PROBLEM TO WORK ON
Each entry below should be written out exactly as it is, with no pictures.

RECORD SET
──────────

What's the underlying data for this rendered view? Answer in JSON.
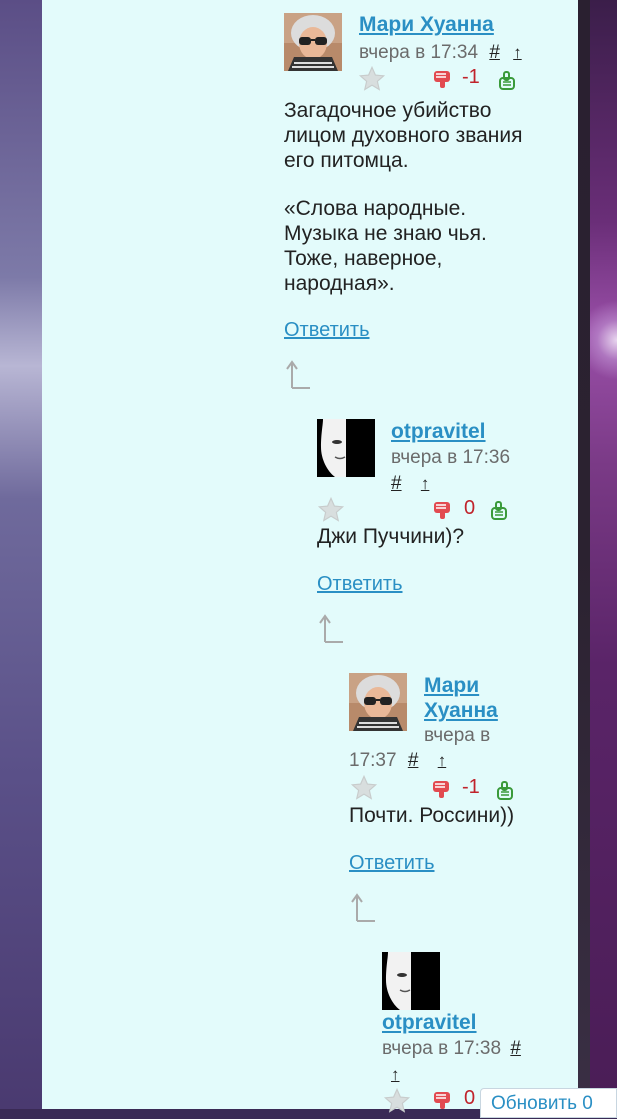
{
  "comments": [
    {
      "author": "Мари Хуанна",
      "time": "вчера в 17:34",
      "hash": "#",
      "up": "↑",
      "score": "-1",
      "text": "Загадочное убийство лицом духовного звания его питомца.",
      "text2": "«Слова народные. Музыка не знаю чья. Тоже, наверное, народная».",
      "reply": "Ответить"
    },
    {
      "author": "otpravitel",
      "time": "вчера в 17:36",
      "hash": "#",
      "up": "↑",
      "score": "0",
      "text": "Джи Пуччини)?",
      "reply": "Ответить"
    },
    {
      "author": "Мари Хуанна",
      "time_part1": "вчера в",
      "time_part2": "17:37",
      "hash": "#",
      "up": "↑",
      "score": "-1",
      "text": "Почти. Россини))",
      "reply": "Ответить"
    },
    {
      "author": "otpravitel",
      "time": "вчера в 17:38",
      "hash": "#",
      "up": "↑",
      "score": "0"
    }
  ],
  "refresh_button": "Обновить 0",
  "colors": {
    "link": "#2a8fc4",
    "negative": "#c0232b",
    "positive": "#3a9a3a",
    "panel": "#e3fbfb"
  }
}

──────────

WRITTEN ANSWER
What's the underlying data for this rendered view? Answer in JSON.
{
  "comments": [
    {
      "author": "Мари Хуанна",
      "time": "вчера в 17:34",
      "hash": "#",
      "up": "↑",
      "score": "-1",
      "text": "Загадочное убийство лицом духовного звания его питомца.",
      "text2": "«Слова народные. Музыка не знаю чья. Тоже, наверное, народная».",
      "reply": "Ответить"
    },
    {
      "author": "otpravitel",
      "time": "вчера в 17:36",
      "hash": "#",
      "up": "↑",
      "score": "0",
      "text": "Джи Пуччини)?",
      "reply": "Ответить"
    },
    {
      "author": "Мари Хуанна",
      "time_part1": "вчера в",
      "time_part2": "17:37",
      "hash": "#",
      "up": "↑",
      "score": "-1",
      "text": "Почти. Россини))",
      "reply": "Ответить"
    },
    {
      "author": "otpravitel",
      "time": "вчера в 17:38",
      "hash": "#",
      "up": "↑",
      "score": "0"
    }
  ],
  "refresh_button": "Обновить 0",
  "colors": {
    "link": "#2a8fc4",
    "negative": "#c0232b",
    "positive": "#3a9a3a",
    "panel": "#e3fbfb"
  }
}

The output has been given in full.